__DIRECTIONS FOR THIS TASK__. Gather all lines with the word "MEDIAN" in them.

__DATA PROVIDED__.
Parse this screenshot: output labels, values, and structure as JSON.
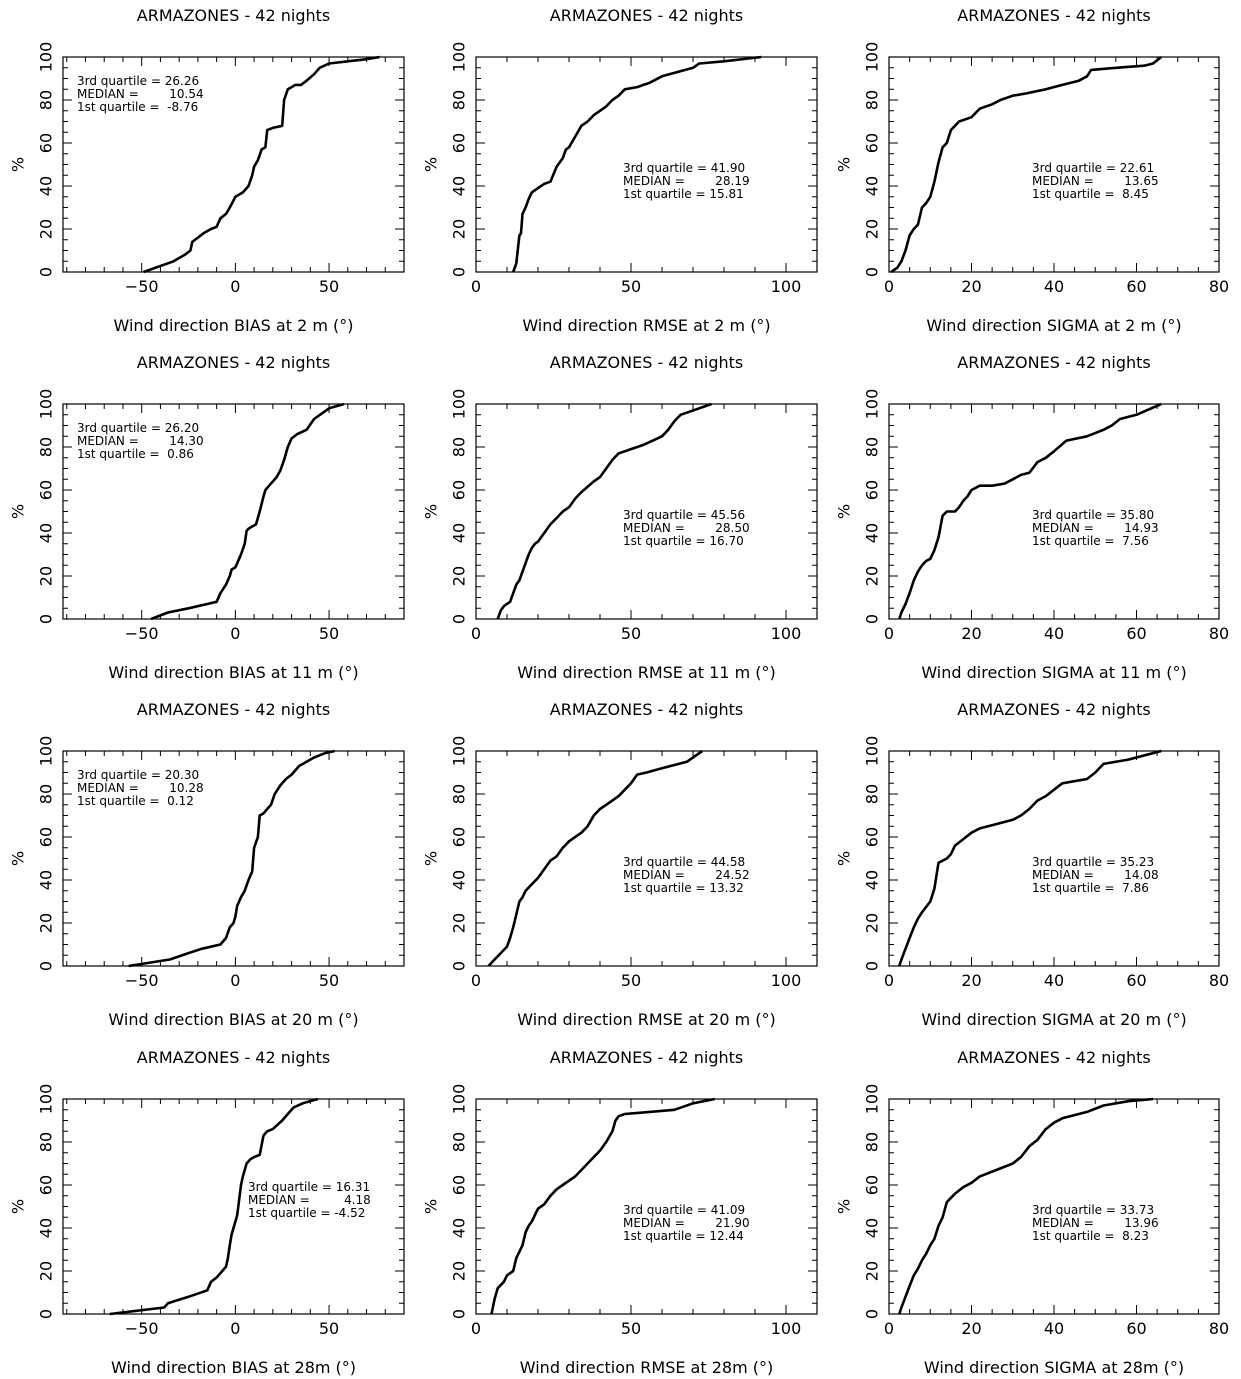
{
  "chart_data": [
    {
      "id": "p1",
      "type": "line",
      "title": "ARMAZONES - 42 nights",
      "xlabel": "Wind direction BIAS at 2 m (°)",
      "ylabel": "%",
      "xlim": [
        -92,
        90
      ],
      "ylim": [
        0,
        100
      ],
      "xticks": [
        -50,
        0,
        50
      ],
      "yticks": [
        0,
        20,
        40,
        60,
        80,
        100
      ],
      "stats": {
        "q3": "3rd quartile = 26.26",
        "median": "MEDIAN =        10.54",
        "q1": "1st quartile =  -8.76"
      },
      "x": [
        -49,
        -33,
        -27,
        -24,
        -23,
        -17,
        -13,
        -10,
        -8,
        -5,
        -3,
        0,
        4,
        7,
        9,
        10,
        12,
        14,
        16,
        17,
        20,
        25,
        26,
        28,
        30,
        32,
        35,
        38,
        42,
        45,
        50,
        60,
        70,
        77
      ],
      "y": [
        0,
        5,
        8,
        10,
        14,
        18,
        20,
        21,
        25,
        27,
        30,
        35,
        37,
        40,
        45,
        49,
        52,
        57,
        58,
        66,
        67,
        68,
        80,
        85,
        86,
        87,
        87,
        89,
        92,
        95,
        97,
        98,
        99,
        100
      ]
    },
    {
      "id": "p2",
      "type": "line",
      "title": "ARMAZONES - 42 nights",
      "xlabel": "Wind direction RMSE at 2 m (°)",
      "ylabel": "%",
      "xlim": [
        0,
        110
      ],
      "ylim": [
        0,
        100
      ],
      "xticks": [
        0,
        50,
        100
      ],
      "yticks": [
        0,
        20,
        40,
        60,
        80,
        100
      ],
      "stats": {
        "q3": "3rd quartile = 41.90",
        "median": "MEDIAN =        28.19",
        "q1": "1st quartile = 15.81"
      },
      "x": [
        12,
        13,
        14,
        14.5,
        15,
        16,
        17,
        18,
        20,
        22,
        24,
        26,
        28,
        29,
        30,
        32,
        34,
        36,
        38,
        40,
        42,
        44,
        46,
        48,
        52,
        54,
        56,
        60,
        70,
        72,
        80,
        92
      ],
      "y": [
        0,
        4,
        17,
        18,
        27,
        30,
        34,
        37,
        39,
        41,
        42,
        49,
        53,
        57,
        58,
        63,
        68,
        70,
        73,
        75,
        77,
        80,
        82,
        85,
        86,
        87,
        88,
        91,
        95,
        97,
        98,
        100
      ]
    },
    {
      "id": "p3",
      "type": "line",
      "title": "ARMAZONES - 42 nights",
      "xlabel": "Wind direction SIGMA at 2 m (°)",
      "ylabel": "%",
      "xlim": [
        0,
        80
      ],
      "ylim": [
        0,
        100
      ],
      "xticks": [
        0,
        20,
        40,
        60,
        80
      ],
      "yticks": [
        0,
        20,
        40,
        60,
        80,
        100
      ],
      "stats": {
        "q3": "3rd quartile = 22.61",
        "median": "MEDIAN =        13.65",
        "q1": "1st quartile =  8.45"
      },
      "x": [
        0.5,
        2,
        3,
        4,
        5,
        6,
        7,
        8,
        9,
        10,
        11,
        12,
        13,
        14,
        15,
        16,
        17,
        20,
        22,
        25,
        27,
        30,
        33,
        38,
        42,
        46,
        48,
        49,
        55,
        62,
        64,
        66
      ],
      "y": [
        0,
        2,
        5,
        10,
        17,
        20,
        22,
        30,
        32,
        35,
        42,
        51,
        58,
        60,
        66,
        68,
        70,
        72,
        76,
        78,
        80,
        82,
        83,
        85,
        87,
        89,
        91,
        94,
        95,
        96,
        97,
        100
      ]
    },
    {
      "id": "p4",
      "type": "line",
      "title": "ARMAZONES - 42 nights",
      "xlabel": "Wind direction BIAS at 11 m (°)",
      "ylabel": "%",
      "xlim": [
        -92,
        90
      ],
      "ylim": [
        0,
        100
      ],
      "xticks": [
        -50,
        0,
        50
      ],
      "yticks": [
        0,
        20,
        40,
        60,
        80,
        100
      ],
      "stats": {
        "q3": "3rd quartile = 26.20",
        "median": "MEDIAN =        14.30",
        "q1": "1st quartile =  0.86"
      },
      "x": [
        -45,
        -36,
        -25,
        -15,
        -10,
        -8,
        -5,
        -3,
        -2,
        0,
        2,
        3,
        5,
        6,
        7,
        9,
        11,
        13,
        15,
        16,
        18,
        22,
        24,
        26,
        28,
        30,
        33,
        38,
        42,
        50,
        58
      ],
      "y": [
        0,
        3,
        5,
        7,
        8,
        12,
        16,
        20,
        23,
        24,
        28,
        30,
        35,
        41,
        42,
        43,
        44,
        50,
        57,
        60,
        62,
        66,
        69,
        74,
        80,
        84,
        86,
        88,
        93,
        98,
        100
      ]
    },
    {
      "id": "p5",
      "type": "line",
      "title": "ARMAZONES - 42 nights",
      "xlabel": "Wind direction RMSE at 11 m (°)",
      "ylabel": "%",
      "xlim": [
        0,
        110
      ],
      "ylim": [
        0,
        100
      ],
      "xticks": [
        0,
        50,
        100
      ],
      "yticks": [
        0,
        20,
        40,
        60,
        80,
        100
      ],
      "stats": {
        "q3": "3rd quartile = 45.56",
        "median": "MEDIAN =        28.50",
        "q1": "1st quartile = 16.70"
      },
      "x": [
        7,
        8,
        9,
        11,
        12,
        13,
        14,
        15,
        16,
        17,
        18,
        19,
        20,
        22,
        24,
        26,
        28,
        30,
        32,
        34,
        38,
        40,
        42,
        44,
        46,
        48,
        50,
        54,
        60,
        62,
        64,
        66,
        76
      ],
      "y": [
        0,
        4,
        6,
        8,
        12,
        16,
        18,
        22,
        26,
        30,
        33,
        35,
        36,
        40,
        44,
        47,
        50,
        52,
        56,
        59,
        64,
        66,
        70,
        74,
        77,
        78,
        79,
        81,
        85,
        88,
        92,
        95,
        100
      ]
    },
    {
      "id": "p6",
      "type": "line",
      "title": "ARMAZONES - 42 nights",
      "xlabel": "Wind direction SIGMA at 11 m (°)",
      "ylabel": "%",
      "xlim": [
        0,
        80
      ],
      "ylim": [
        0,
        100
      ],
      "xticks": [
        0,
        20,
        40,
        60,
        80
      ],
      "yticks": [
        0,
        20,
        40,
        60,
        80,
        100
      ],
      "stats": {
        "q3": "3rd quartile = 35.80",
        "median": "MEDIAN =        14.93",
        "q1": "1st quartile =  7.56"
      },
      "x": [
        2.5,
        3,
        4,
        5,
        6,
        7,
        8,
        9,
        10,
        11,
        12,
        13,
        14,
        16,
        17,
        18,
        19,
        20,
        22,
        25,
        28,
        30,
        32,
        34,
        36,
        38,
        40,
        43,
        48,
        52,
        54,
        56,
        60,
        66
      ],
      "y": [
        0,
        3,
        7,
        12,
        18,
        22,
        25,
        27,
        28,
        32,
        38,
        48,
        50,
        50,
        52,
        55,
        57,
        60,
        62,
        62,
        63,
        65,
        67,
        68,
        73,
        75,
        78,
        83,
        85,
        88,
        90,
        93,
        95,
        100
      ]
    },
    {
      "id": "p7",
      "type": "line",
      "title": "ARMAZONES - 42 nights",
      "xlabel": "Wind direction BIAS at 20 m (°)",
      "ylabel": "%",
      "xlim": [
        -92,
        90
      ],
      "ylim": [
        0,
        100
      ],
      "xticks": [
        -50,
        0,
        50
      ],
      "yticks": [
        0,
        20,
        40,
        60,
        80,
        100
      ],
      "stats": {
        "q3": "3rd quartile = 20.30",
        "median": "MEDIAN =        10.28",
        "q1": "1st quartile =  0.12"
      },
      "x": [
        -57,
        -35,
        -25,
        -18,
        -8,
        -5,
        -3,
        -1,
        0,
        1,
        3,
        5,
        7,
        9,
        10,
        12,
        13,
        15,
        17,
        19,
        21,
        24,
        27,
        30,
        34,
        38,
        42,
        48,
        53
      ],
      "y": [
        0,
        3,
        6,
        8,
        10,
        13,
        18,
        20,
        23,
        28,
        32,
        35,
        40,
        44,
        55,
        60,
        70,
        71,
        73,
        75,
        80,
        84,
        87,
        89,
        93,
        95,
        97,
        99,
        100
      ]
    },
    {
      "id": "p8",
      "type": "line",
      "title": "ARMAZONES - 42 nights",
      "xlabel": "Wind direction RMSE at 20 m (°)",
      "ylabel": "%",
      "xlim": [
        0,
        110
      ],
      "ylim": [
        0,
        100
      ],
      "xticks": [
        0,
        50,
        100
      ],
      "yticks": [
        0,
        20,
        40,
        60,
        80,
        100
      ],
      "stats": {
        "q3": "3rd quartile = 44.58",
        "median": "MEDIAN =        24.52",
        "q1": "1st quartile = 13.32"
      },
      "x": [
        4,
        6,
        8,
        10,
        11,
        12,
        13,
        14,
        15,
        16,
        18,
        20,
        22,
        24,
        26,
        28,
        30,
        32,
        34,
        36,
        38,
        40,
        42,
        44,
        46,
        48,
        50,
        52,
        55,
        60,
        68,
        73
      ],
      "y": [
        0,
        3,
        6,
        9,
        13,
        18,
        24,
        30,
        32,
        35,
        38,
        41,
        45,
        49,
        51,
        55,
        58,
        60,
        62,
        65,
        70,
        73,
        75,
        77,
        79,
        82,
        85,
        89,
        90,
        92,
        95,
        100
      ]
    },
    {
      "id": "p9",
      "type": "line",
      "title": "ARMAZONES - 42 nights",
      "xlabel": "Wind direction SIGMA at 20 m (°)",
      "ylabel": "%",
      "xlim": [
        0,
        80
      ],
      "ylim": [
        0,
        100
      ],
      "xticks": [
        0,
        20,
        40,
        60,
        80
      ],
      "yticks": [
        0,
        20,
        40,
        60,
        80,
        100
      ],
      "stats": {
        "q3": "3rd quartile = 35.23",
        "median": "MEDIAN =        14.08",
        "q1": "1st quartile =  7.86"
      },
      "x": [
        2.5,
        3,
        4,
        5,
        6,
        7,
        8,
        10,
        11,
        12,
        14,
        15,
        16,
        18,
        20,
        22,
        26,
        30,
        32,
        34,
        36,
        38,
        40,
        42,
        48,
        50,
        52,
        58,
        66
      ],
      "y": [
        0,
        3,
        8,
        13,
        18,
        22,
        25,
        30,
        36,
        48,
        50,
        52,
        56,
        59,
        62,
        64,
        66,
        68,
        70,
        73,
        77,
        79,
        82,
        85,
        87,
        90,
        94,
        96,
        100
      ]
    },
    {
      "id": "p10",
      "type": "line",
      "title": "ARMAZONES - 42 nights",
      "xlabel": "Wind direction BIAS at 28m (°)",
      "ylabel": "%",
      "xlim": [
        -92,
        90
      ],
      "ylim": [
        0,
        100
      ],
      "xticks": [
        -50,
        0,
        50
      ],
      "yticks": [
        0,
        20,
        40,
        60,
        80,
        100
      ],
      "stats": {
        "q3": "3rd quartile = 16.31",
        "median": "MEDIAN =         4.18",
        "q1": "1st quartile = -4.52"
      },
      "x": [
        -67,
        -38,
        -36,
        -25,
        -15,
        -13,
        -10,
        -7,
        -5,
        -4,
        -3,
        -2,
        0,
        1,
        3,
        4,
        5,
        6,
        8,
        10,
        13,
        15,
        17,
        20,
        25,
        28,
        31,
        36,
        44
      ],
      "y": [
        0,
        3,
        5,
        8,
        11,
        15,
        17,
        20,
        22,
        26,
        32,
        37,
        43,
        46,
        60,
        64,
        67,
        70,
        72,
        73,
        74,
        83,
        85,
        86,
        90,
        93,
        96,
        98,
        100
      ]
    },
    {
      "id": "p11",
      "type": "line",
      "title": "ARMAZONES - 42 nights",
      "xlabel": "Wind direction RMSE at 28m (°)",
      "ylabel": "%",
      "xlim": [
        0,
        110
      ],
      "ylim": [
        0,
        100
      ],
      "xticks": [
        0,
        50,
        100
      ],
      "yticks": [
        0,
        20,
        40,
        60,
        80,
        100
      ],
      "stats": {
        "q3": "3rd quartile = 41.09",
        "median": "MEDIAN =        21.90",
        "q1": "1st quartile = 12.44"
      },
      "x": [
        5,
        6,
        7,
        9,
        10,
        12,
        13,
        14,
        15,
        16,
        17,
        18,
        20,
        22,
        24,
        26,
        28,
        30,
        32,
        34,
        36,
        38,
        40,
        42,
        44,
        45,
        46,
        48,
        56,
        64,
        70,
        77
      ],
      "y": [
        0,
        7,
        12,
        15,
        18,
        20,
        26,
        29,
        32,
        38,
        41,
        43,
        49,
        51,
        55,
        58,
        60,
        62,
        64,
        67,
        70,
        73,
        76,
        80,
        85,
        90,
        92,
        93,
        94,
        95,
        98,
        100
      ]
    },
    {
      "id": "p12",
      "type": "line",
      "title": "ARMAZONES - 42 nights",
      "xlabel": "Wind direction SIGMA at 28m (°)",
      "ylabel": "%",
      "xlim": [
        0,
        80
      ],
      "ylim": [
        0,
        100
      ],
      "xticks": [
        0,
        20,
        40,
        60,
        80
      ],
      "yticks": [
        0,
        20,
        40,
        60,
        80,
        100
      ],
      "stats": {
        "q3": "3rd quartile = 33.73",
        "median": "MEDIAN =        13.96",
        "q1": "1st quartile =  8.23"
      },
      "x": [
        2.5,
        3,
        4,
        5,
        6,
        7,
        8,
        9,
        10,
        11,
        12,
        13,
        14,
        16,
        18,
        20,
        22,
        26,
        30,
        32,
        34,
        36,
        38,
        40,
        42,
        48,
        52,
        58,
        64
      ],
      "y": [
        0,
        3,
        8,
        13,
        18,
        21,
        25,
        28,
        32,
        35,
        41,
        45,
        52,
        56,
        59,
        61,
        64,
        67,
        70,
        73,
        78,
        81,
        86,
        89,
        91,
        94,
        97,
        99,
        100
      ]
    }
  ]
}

__ANSWER__.
        "median": "MEDIAN =        10.54",
        "median": "MEDIAN =        28.19",
        "median": "MEDIAN =        13.65",
        "median": "MEDIAN =        14.30",
        "median": "MEDIAN =        28.50",
        "median": "MEDIAN =        14.93",
        "median": "MEDIAN =        10.28",
        "median": "MEDIAN =        24.52",
        "median": "MEDIAN =        14.08",
        "median": "MEDIAN =         4.18",
        "median": "MEDIAN =        21.90",
        "median": "MEDIAN =        13.96",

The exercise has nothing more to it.